◆ Written task: Copy out the material below verbatim, every line in its original order.

◆ Entries:

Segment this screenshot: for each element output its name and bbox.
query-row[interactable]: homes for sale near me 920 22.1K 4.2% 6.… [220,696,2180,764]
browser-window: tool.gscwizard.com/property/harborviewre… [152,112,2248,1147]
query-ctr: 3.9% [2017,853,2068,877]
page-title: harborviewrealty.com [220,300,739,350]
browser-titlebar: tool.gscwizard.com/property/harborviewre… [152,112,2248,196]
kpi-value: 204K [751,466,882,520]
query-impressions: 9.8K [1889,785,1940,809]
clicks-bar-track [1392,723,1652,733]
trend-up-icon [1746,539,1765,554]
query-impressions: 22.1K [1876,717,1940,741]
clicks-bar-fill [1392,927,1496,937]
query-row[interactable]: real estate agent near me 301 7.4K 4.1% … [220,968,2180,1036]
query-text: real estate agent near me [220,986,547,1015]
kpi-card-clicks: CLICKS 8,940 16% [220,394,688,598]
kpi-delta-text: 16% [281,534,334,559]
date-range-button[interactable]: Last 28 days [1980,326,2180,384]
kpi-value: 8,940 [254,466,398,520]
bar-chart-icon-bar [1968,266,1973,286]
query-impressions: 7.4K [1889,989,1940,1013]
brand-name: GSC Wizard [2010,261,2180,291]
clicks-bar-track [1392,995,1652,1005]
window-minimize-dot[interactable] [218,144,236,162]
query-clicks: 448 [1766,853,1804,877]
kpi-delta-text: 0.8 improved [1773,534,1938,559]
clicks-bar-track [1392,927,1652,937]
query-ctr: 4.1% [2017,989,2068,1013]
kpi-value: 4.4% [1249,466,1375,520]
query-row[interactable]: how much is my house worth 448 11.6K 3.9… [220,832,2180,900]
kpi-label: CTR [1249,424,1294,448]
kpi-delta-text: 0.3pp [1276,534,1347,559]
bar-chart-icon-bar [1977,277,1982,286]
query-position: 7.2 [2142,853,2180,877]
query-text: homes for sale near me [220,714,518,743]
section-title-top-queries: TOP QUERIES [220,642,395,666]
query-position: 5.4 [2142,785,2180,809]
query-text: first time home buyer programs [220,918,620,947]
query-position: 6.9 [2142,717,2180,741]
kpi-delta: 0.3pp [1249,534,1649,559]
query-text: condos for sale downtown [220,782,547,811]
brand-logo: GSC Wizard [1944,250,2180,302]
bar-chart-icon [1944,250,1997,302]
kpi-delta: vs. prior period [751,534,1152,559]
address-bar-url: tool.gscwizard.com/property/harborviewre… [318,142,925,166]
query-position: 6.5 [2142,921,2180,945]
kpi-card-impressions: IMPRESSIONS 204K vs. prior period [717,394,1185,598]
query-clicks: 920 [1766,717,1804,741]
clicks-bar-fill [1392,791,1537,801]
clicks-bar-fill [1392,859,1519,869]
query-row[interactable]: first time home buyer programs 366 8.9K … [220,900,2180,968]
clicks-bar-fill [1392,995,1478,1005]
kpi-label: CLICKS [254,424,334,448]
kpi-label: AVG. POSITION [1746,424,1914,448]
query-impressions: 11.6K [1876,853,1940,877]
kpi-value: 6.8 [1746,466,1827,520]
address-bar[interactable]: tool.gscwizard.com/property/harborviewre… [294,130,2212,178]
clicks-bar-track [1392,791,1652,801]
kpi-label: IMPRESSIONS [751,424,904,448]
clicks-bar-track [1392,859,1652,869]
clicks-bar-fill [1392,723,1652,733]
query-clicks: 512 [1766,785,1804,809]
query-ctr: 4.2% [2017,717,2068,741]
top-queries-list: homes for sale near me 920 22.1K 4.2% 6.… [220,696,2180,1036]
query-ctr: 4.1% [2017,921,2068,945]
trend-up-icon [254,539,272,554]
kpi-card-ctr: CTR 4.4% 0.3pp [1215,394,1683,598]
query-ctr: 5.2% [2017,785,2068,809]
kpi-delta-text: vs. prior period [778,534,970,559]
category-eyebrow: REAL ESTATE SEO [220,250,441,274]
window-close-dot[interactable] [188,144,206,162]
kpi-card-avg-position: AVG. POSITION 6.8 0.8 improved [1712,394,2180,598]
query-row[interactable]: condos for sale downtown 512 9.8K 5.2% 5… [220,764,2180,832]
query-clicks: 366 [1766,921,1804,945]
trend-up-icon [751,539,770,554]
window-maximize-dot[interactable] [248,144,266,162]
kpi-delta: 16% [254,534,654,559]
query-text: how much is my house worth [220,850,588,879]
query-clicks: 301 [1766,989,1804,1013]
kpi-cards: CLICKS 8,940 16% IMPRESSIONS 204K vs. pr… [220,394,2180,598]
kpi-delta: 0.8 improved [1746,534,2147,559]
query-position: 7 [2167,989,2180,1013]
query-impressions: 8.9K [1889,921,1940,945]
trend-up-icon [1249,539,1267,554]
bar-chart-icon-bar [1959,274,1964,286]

◆ Problem solution:
Segment this screenshot: for each element output its name and bbox.
query-row[interactable]: homes for sale near me 920 22.1K 4.2% 6.… [220,696,2180,764]
browser-window: tool.gscwizard.com/property/harborviewre… [152,112,2248,1147]
query-ctr: 3.9% [2017,853,2068,877]
page-title: harborviewrealty.com [220,300,739,350]
browser-titlebar: tool.gscwizard.com/property/harborviewre… [152,112,2248,196]
kpi-value: 204K [751,466,882,520]
query-impressions: 9.8K [1889,785,1940,809]
clicks-bar-track [1392,723,1652,733]
trend-up-icon [1746,539,1765,554]
query-impressions: 22.1K [1876,717,1940,741]
clicks-bar-fill [1392,927,1496,937]
query-row[interactable]: real estate agent near me 301 7.4K 4.1% … [220,968,2180,1036]
query-text: real estate agent near me [220,986,547,1015]
kpi-card-clicks: CLICKS 8,940 16% [220,394,688,598]
kpi-delta-text: 16% [281,534,334,559]
date-range-button[interactable]: Last 28 days [1980,326,2180,384]
kpi-value: 8,940 [254,466,398,520]
bar-chart-icon-bar [1968,266,1973,286]
query-impressions: 7.4K [1889,989,1940,1013]
brand-name: GSC Wizard [2010,261,2180,291]
clicks-bar-track [1392,995,1652,1005]
window-minimize-dot[interactable] [218,144,236,162]
query-clicks: 448 [1766,853,1804,877]
kpi-delta-text: 0.8 improved [1773,534,1938,559]
clicks-bar-track [1392,927,1652,937]
query-ctr: 4.1% [2017,989,2068,1013]
kpi-value: 4.4% [1249,466,1375,520]
query-row[interactable]: how much is my house worth 448 11.6K 3.9… [220,832,2180,900]
kpi-label: CTR [1249,424,1294,448]
kpi-delta-text: 0.3pp [1276,534,1347,559]
bar-chart-icon-bar [1977,277,1982,286]
query-position: 7.2 [2142,853,2180,877]
query-text: homes for sale near me [220,714,518,743]
section-title-top-queries: TOP QUERIES [220,642,395,666]
query-position: 5.4 [2142,785,2180,809]
query-text: first time home buyer programs [220,918,620,947]
query-position: 6.9 [2142,717,2180,741]
kpi-delta: 0.3pp [1249,534,1649,559]
query-text: condos for sale downtown [220,782,547,811]
brand-logo: GSC Wizard [1944,250,2180,302]
bar-chart-icon [1944,250,1997,302]
kpi-delta: vs. prior period [751,534,1152,559]
address-bar-url: tool.gscwizard.com/property/harborviewre… [318,142,925,166]
query-position: 6.5 [2142,921,2180,945]
kpi-card-impressions: IMPRESSIONS 204K vs. prior period [717,394,1185,598]
query-clicks: 920 [1766,717,1804,741]
clicks-bar-fill [1392,791,1537,801]
clicks-bar-fill [1392,859,1519,869]
query-row[interactable]: first time home buyer programs 366 8.9K … [220,900,2180,968]
clicks-bar-fill [1392,995,1478,1005]
kpi-label: CLICKS [254,424,334,448]
kpi-label: AVG. POSITION [1746,424,1914,448]
query-impressions: 11.6K [1876,853,1940,877]
kpi-value: 6.8 [1746,466,1827,520]
address-bar[interactable]: tool.gscwizard.com/property/harborviewre… [294,130,2212,178]
clicks-bar-track [1392,791,1652,801]
kpi-label: IMPRESSIONS [751,424,904,448]
clicks-bar-track [1392,859,1652,869]
clicks-bar-fill [1392,723,1652,733]
query-clicks: 512 [1766,785,1804,809]
query-ctr: 4.2% [2017,717,2068,741]
top-queries-list: homes for sale near me 920 22.1K 4.2% 6.… [220,696,2180,1036]
query-ctr: 4.1% [2017,921,2068,945]
trend-up-icon [254,539,272,554]
kpi-card-ctr: CTR 4.4% 0.3pp [1215,394,1683,598]
query-ctr: 5.2% [2017,785,2068,809]
kpi-delta-text: vs. prior period [778,534,970,559]
category-eyebrow: REAL ESTATE SEO [220,250,441,274]
window-close-dot[interactable] [188,144,206,162]
kpi-card-avg-position: AVG. POSITION 6.8 0.8 improved [1712,394,2180,598]
query-row[interactable]: condos for sale downtown 512 9.8K 5.2% 5… [220,764,2180,832]
query-clicks: 366 [1766,921,1804,945]
trend-up-icon [751,539,770,554]
window-maximize-dot[interactable] [248,144,266,162]
kpi-delta: 16% [254,534,654,559]
query-text: how much is my house worth [220,850,588,879]
query-clicks: 301 [1766,989,1804,1013]
kpi-cards: CLICKS 8,940 16% IMPRESSIONS 204K vs. pr… [220,394,2180,598]
kpi-delta: 0.8 improved [1746,534,2147,559]
query-position: 7 [2167,989,2180,1013]
query-impressions: 8.9K [1889,921,1940,945]
trend-up-icon [1249,539,1267,554]
bar-chart-icon-bar [1959,274,1964,286]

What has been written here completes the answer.